[GIVEN TASK] Go through the records line by line and work out how many lines hold the word "плавно". Answer with the number only.

Data entries for graphics
_ _ _ _ _

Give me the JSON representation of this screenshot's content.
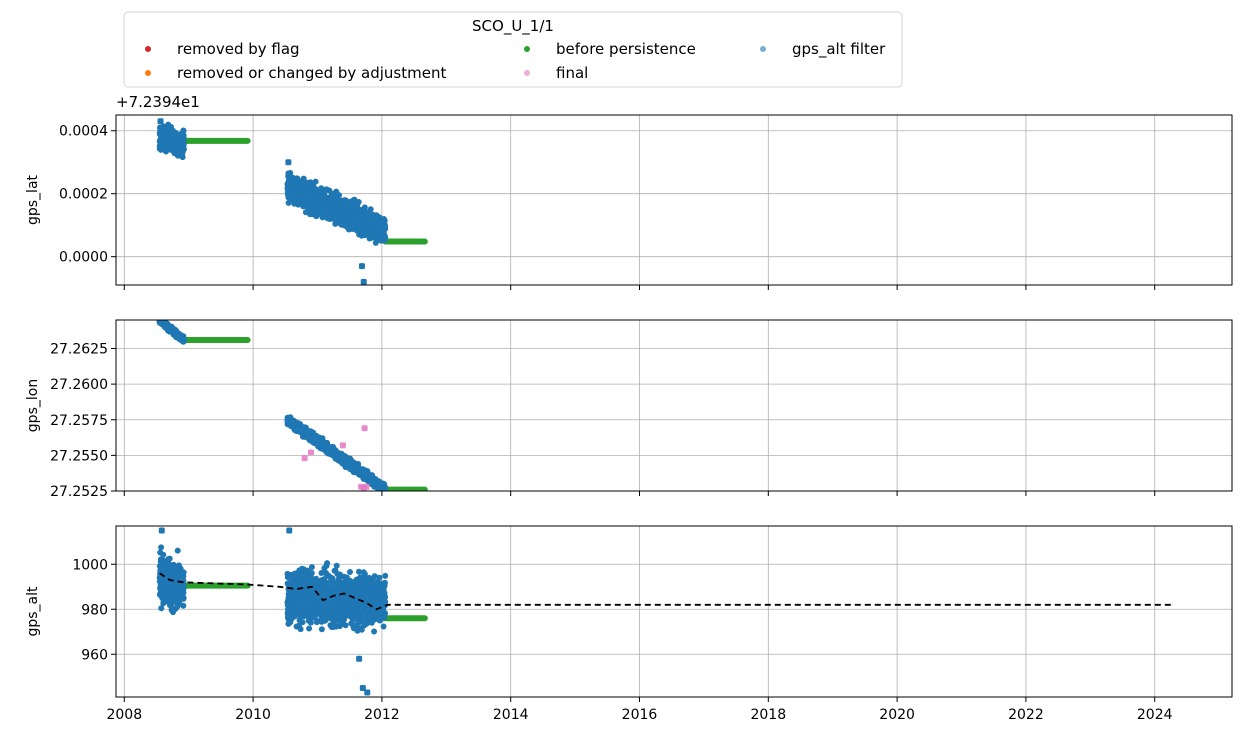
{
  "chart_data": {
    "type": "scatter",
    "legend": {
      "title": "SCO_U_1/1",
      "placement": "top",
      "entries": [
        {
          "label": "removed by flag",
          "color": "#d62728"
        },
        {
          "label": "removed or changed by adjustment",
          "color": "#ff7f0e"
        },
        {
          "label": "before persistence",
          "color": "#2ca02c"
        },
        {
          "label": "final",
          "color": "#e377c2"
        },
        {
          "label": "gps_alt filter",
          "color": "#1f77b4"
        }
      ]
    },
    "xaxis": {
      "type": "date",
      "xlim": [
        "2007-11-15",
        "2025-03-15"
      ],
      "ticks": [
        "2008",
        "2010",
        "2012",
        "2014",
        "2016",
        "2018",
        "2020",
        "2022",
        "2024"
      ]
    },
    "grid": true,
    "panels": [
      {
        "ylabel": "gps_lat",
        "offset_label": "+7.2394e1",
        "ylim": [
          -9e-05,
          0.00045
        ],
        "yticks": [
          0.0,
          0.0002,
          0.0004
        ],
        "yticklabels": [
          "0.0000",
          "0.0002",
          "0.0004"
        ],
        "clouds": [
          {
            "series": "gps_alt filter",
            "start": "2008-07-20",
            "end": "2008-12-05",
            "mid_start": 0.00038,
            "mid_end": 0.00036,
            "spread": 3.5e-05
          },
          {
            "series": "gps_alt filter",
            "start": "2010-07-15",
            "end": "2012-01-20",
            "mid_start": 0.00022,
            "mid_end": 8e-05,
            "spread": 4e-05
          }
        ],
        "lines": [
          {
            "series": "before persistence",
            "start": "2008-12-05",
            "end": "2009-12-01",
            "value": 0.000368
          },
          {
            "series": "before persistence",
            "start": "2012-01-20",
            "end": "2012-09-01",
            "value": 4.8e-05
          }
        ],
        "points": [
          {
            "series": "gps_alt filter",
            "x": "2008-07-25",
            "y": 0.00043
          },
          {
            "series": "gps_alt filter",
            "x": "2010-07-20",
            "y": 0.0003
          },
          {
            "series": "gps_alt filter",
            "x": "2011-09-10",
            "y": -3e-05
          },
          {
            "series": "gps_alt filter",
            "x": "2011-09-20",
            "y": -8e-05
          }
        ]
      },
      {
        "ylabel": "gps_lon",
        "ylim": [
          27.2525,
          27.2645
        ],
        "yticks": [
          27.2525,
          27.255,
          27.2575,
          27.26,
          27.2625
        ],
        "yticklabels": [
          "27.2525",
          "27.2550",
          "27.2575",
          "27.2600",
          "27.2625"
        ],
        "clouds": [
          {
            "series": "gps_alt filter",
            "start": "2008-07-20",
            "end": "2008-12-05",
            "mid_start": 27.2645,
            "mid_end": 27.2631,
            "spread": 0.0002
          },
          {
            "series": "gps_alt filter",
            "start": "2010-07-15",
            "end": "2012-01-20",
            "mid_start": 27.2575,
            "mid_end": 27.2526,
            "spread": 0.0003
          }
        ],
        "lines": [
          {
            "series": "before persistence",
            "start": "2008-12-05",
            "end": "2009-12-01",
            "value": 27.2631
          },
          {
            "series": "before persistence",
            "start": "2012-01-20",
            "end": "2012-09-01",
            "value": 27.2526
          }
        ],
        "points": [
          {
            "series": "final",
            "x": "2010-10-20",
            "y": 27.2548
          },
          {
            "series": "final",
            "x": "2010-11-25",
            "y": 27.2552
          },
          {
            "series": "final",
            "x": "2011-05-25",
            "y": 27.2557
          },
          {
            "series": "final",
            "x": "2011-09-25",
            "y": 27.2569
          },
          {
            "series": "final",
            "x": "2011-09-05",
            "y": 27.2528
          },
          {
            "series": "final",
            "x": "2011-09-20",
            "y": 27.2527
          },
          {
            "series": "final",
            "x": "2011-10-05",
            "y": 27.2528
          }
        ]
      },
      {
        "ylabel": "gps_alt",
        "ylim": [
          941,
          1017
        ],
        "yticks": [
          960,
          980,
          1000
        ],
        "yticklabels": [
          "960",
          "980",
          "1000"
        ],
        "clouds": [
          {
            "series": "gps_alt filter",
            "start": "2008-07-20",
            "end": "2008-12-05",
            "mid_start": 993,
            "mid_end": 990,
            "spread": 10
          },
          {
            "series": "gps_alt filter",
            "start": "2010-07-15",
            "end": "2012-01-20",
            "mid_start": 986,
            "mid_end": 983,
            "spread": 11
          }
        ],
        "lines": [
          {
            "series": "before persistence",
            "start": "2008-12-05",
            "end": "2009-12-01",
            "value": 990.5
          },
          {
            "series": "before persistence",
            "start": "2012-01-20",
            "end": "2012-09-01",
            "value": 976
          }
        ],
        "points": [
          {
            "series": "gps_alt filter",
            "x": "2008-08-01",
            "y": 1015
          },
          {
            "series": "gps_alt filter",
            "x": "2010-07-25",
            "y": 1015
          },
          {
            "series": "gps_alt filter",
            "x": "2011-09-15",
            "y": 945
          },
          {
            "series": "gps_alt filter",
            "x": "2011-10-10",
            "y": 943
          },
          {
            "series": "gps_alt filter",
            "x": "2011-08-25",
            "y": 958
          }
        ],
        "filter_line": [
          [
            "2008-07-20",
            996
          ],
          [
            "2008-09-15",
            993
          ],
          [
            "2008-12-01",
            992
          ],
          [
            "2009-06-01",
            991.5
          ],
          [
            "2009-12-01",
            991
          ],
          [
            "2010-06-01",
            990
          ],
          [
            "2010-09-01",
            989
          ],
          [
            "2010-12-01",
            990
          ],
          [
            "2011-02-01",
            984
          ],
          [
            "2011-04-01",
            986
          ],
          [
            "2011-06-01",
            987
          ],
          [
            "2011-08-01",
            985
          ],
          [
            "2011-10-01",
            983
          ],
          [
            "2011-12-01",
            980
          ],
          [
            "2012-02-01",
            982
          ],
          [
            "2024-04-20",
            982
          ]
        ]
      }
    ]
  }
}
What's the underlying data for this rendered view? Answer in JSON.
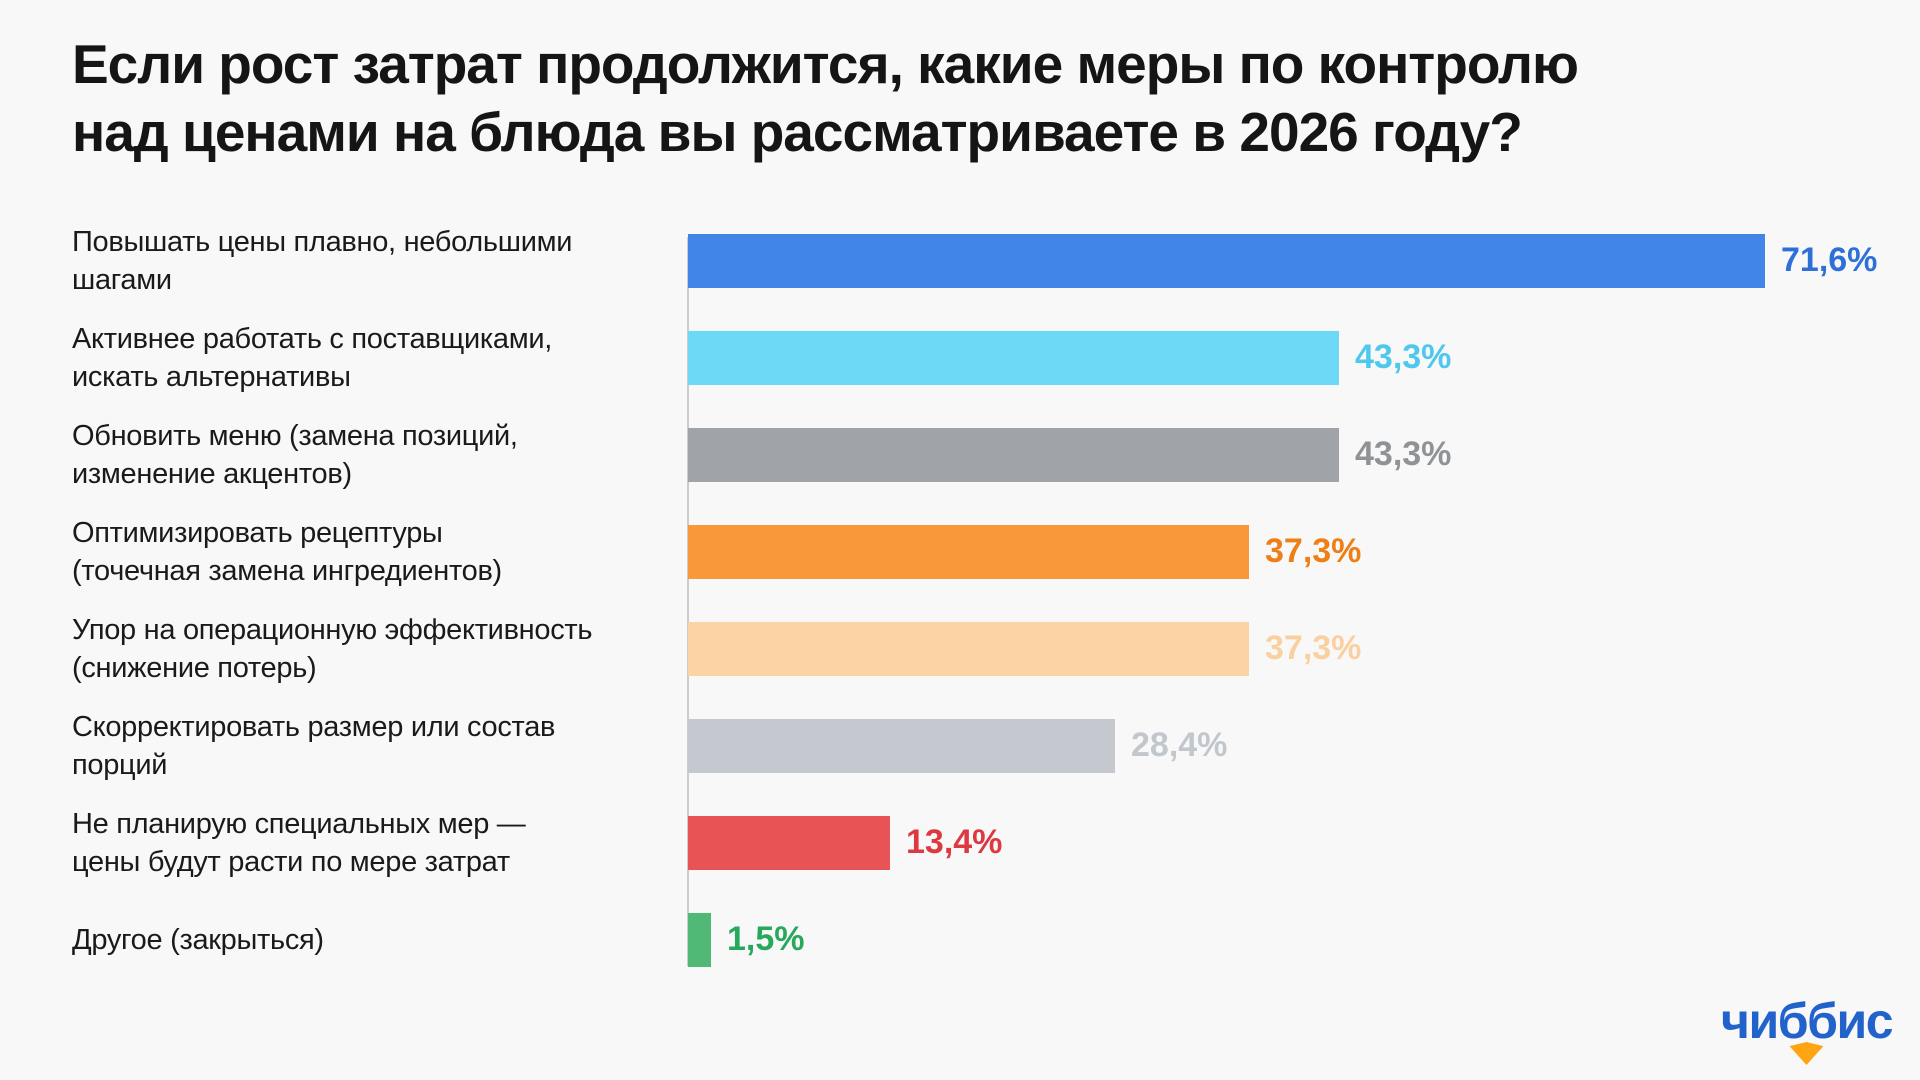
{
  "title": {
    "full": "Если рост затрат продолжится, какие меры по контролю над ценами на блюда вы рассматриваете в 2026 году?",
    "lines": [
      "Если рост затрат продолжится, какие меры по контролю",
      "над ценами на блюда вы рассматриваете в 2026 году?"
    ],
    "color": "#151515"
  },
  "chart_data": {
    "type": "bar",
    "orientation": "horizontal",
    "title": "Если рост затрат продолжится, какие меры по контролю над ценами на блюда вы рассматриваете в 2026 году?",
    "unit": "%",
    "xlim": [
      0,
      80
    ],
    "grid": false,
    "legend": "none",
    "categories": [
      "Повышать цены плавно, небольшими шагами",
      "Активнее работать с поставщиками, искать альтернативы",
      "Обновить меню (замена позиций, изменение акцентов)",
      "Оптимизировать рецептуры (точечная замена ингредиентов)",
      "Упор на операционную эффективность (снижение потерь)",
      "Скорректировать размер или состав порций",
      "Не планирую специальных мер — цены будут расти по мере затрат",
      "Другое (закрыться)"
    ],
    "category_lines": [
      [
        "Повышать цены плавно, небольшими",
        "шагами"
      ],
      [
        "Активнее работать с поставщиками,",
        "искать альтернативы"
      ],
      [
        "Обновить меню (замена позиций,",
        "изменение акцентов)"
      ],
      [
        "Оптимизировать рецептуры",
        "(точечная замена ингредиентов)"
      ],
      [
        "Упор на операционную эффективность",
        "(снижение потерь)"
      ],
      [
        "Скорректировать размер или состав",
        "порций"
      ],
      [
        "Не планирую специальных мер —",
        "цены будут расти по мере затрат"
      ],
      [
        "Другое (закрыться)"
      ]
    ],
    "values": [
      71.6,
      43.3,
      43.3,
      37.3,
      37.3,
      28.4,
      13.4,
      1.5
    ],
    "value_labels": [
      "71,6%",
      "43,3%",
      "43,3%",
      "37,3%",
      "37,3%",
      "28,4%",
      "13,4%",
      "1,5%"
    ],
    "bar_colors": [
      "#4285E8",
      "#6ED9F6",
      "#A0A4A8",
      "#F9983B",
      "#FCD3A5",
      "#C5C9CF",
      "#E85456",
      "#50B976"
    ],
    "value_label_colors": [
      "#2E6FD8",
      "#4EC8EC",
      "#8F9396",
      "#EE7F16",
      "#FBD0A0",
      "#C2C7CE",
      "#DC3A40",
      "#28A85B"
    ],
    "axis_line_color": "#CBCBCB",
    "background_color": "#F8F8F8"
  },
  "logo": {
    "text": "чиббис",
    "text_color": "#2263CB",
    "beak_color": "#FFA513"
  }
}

_ _ _ _ _

[TASK RESULT] 2